[Dataset records]
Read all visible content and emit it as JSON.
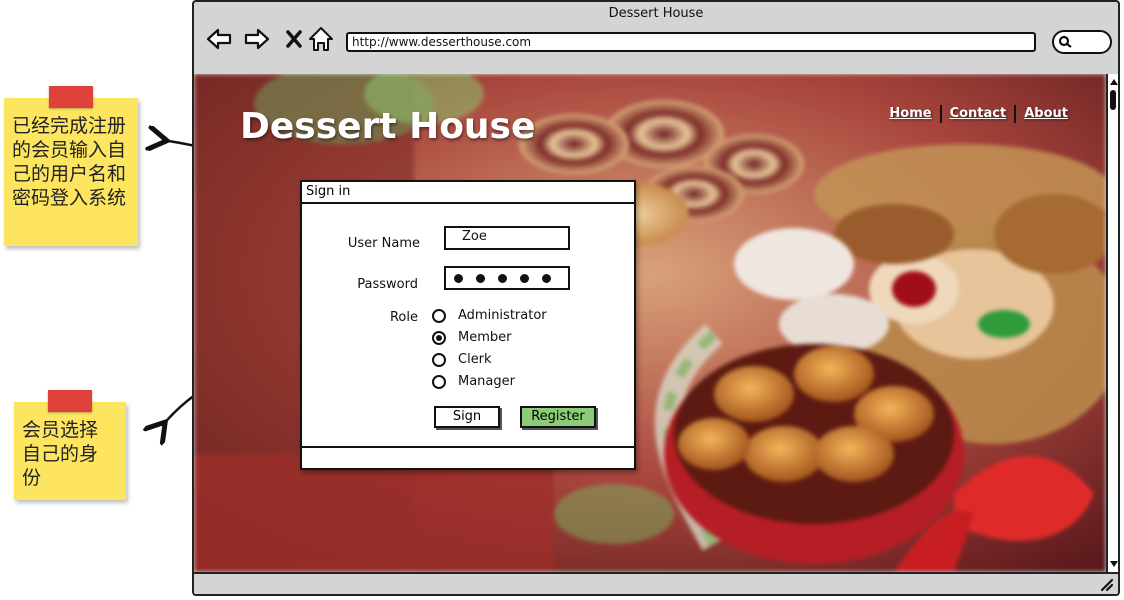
{
  "browser": {
    "title": "Dessert House",
    "url": "http://www.desserthouse.com",
    "icons": [
      "back-arrow-icon",
      "forward-arrow-icon",
      "close-icon",
      "home-icon",
      "search-icon",
      "resize-grip-icon"
    ]
  },
  "site": {
    "title": "Dessert House",
    "nav": [
      "Home",
      "Contact",
      "About"
    ]
  },
  "dialog": {
    "title": "Sign in",
    "username_label": "User Name",
    "username_value": "Zoe",
    "password_label": "Password",
    "password_mask_count": 5,
    "role_label": "Role",
    "roles": [
      {
        "label": "Administrator",
        "selected": false
      },
      {
        "label": "Member",
        "selected": true
      },
      {
        "label": "Clerk",
        "selected": false
      },
      {
        "label": "Manager",
        "selected": false
      }
    ],
    "sign_button": "Sign",
    "register_button": "Register"
  },
  "notes": {
    "note1": "已经完成注册的会员输入自己的用户名和密码登入系统",
    "note2": "会员选择自己的身份"
  },
  "colors": {
    "note_yellow": "#fde560",
    "tape_red": "#e0413a",
    "register_green": "#8ccc78",
    "frame_gray": "#d4d4d4"
  }
}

*Written problem*
The entries above are to be returned exactly, without their pictures.

*Task solution*
Read all visible content and emit it as JSON.
{
  "browser": {
    "title": "Dessert House",
    "url": "http://www.desserthouse.com",
    "icons": [
      "back-arrow-icon",
      "forward-arrow-icon",
      "close-icon",
      "home-icon",
      "search-icon",
      "resize-grip-icon"
    ]
  },
  "site": {
    "title": "Dessert House",
    "nav": [
      "Home",
      "Contact",
      "About"
    ]
  },
  "dialog": {
    "title": "Sign in",
    "username_label": "User Name",
    "username_value": "Zoe",
    "password_label": "Password",
    "password_mask_count": 5,
    "role_label": "Role",
    "roles": [
      {
        "label": "Administrator",
        "selected": false
      },
      {
        "label": "Member",
        "selected": true
      },
      {
        "label": "Clerk",
        "selected": false
      },
      {
        "label": "Manager",
        "selected": false
      }
    ],
    "sign_button": "Sign",
    "register_button": "Register"
  },
  "notes": {
    "note1": "已经完成注册的会员输入自己的用户名和密码登入系统",
    "note2": "会员选择自己的身份"
  },
  "colors": {
    "note_yellow": "#fde560",
    "tape_red": "#e0413a",
    "register_green": "#8ccc78",
    "frame_gray": "#d4d4d4"
  }
}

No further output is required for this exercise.